[PROBLEM DETAILS]:
Write out the entries, please, from the line containing "What data populates" through their final line, exactly and with nothing else.

[PROVIDED DATA]:

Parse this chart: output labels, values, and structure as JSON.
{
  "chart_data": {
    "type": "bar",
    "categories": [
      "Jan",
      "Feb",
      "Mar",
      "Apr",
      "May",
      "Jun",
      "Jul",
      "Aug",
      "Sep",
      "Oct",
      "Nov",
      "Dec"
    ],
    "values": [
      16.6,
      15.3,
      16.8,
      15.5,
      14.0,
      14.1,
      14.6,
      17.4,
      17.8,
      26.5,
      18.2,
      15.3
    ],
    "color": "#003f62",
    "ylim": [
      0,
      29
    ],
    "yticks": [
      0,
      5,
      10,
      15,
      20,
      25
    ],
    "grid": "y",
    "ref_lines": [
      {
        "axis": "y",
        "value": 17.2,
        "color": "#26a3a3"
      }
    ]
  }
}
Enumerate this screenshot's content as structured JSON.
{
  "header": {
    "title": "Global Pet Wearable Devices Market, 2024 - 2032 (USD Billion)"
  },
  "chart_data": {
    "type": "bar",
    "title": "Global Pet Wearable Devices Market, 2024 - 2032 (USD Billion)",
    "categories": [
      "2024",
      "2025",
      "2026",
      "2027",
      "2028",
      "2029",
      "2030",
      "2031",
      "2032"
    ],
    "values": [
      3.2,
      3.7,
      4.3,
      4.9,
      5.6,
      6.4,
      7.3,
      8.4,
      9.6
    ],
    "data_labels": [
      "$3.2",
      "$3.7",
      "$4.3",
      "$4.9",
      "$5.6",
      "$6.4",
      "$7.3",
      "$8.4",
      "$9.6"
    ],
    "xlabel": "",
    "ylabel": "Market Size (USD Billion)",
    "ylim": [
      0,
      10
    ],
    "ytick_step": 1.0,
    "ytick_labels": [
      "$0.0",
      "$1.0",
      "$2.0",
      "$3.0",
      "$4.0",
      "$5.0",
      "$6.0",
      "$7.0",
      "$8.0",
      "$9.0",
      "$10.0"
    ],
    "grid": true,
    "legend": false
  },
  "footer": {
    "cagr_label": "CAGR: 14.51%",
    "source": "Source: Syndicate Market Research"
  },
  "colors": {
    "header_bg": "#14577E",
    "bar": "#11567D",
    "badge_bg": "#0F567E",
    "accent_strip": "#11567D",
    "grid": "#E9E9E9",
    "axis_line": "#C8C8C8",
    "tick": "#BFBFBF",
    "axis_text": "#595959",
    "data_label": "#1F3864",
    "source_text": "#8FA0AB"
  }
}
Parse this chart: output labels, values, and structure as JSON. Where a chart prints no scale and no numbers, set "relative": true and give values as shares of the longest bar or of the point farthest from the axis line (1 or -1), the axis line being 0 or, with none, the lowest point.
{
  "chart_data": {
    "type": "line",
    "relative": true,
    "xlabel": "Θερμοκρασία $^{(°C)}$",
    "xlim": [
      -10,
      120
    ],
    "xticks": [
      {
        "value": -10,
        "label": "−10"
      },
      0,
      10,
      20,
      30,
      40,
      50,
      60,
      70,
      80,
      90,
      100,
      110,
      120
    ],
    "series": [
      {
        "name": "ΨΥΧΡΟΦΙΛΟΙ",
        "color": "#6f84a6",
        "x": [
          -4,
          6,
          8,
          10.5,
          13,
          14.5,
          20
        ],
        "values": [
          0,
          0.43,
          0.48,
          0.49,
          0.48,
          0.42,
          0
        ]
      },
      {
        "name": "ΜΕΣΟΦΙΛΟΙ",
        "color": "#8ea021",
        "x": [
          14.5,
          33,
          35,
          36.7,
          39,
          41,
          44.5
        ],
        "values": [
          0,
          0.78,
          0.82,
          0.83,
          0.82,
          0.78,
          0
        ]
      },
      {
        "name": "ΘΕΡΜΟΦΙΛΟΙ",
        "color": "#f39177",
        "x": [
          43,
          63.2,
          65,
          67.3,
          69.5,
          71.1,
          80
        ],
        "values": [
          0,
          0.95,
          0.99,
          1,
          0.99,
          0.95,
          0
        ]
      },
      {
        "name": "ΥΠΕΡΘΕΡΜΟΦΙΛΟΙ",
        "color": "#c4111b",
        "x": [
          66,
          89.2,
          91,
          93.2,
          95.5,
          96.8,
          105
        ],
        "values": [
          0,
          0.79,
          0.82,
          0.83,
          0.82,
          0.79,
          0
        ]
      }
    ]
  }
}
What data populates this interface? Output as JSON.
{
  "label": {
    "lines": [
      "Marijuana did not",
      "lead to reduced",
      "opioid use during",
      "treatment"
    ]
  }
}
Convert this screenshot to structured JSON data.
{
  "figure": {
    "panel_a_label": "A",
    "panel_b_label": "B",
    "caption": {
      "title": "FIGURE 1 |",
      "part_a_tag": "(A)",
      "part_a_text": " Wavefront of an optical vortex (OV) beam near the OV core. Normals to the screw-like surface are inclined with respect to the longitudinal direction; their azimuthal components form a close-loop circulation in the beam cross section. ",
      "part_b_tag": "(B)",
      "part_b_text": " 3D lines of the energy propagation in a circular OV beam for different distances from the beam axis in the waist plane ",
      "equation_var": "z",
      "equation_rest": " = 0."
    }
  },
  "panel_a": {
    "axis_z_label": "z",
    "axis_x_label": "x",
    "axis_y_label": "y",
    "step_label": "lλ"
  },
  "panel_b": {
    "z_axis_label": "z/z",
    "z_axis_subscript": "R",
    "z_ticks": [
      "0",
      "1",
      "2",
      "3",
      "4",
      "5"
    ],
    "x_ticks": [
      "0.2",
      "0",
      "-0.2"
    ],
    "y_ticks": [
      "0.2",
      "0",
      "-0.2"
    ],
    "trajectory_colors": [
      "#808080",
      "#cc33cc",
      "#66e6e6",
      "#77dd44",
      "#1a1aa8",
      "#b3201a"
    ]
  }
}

[TASK ANSWER]:
What data populates this interface? Output as JSON.
{
  "label": {
    "lines": [
      "Marijuana did not",
      "lead to reduced",
      "opioid use during",
      "treatment"
    ]
  }
}
Convert this screenshot to structured JSON data.
{
  "figure": {
    "panel_a_label": "A",
    "panel_b_label": "B",
    "caption": {
      "title": "FIGURE 1 |",
      "part_a_tag": "(A)",
      "part_a_text": " Wavefront of an optical vortex (OV) beam near the OV core. Normals to the screw-like surface are inclined with respect to the longitudinal direction; their azimuthal components form a close-loop circulation in the beam cross section. ",
      "part_b_tag": "(B)",
      "part_b_text": " 3D lines of the energy propagation in a circular OV beam for different distances from the beam axis in the waist plane ",
      "equation_var": "z",
      "equation_rest": " = 0."
    }
  },
  "panel_a": {
    "axis_z_label": "z",
    "axis_x_label": "x",
    "axis_y_label": "y",
    "step_label": "lλ"
  },
  "panel_b": {
    "z_axis_label": "z/z",
    "z_axis_subscript": "R",
    "z_ticks": [
      "0",
      "1",
      "2",
      "3",
      "4",
      "5"
    ],
    "x_ticks": [
      "0.2",
      "0",
      "-0.2"
    ],
    "y_ticks": [
      "0.2",
      "0",
      "-0.2"
    ],
    "trajectory_colors": [
      "#808080",
      "#cc33cc",
      "#66e6e6",
      "#77dd44",
      "#1a1aa8",
      "#b3201a"
    ]
  }
}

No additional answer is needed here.